» **Exercise details**:
Look through the material below. Copy every line with the string "Google" in it.

» **Records to process**:
## BEGIN

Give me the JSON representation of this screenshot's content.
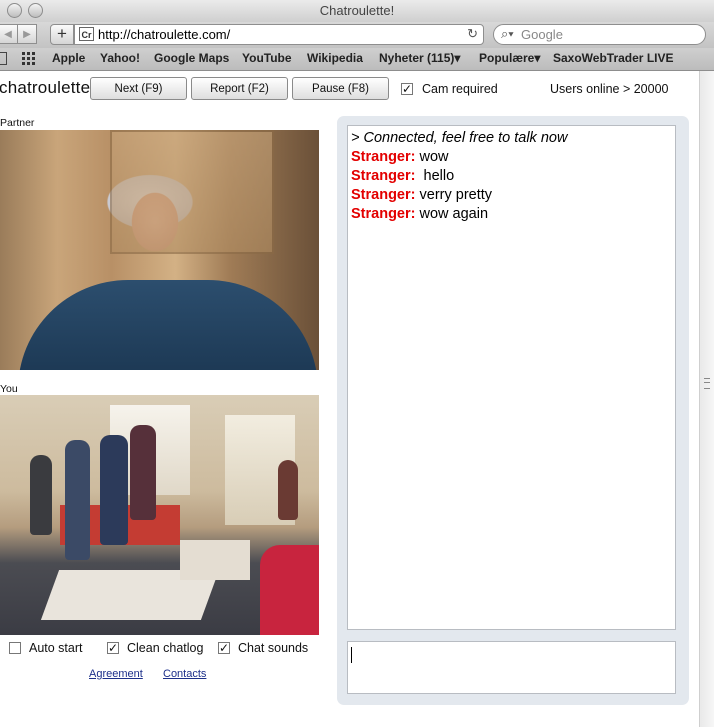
{
  "window": {
    "title": "Chatroulette!"
  },
  "browser": {
    "url": "http://chatroulette.com/",
    "favicon_text": "Cr",
    "search_placeholder": "Google",
    "bookmarks": [
      "Apple",
      "Yahoo!",
      "Google Maps",
      "YouTube",
      "Wikipedia",
      "Nyheter (115)▾",
      "Populære▾",
      "SaxoWebTrader LIVE"
    ]
  },
  "page": {
    "logo": "chatroulette",
    "buttons": {
      "next": "Next (F9)",
      "report": "Report (F2)",
      "pause": "Pause (F8)"
    },
    "cam_required_label": "Cam required",
    "cam_required_checked": true,
    "users_online": "Users online > 20000",
    "partner_label": "Partner",
    "you_label": "You",
    "options": [
      {
        "label": "Auto start",
        "checked": false
      },
      {
        "label": "Clean chatlog",
        "checked": true
      },
      {
        "label": "Chat sounds",
        "checked": true
      }
    ],
    "links": {
      "agreement": "Agreement",
      "contacts": "Contacts"
    }
  },
  "chat": {
    "system_message": "> Connected, feel free to talk now",
    "sender": "Stranger:",
    "messages": [
      "wow",
      " hello",
      "verry pretty",
      "wow again"
    ],
    "input_value": ""
  },
  "colors": {
    "stranger": "#e30000",
    "link": "#1c2f8a",
    "chat_panel": "#e3e8ee"
  },
  "icons": {
    "back": "back-arrow-icon",
    "forward": "forward-arrow-icon",
    "add": "plus-icon",
    "reload": "reload-icon",
    "search": "magnifier-icon",
    "checkmark": "check-icon"
  }
}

## END

» **Final result**:
    "search_placeholder": "Google",
      "Google Maps",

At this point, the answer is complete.